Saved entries
----------------

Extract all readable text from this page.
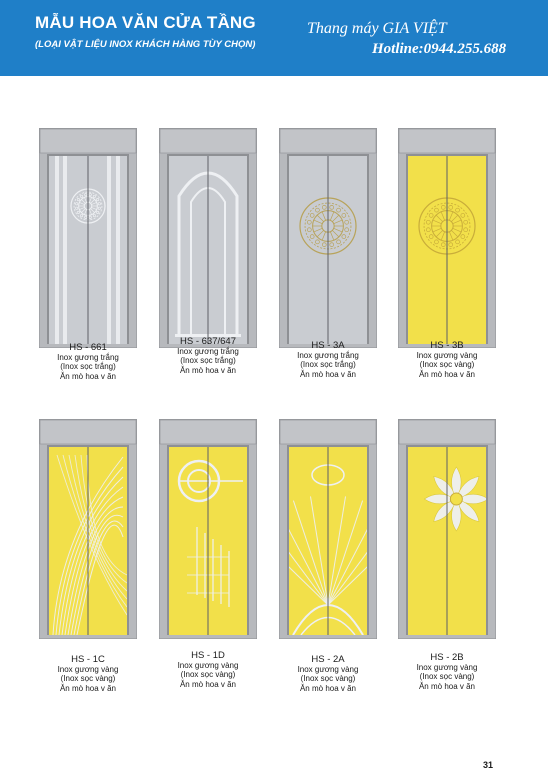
MẪU HOA VĂN CỬA TẦNG
(LOẠI VẬT LIỆU INOX KHÁCH HÀNG TÙY CHỌN)
Thang máy GIA VIỆT
Hotline:0944.255.688
HS - 661
Inox gương trắng
(Inox sọc trắng)
Ăn mò hoa v ăn
HS - 637/647
Inox gương trắng
(Inox sọc trắng)
Ăn mò hoa v ăn
HS - 3A
Inox gương trắng
(Inox sọc trắng)
Ăn mò hoa v ăn
HS - 3B
Inox gương vàng
(Inox sọc vàng)
Ăn mò hoa v ăn
HS - 1C
Inox gương vàng
(Inox sọc vàng)
Ăn mò hoa v ăn
HS - 1D
Inox gương vàng
(Inox sọc vàng)
Ăn mò hoa v ăn
HS - 2A
Inox gương vàng
(Inox sọc vàng)
Ăn mò hoa v ăn
HS - 2B
Inox gương vàng
(Inox sọc vàng)
Ăn mò hoa v ăn
31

----------------

THE REQUEST. Give the data above again in full and unchanged, skipping the pictures.

WRITTEN REPLY.
Extract all readable text from this page.
MẪU HOA VĂN CỬA TẦNG
(LOẠI VẬT LIỆU INOX KHÁCH HÀNG TÙY CHỌN)
Thang máy GIA VIỆT
Hotline:0944.255.688
HS - 661
Inox gương trắng
(Inox sọc trắng)
Ăn mò hoa v ăn
HS - 637/647
Inox gương trắng
(Inox sọc trắng)
Ăn mò hoa v ăn
HS - 3A
Inox gương trắng
(Inox sọc trắng)
Ăn mò hoa v ăn
HS - 3B
Inox gương vàng
(Inox sọc vàng)
Ăn mò hoa v ăn
HS - 1C
Inox gương vàng
(Inox sọc vàng)
Ăn mò hoa v ăn
HS - 1D
Inox gương vàng
(Inox sọc vàng)
Ăn mò hoa v ăn
HS - 2A
Inox gương vàng
(Inox sọc vàng)
Ăn mò hoa v ăn
HS - 2B
Inox gương vàng
(Inox sọc vàng)
Ăn mò hoa v ăn
31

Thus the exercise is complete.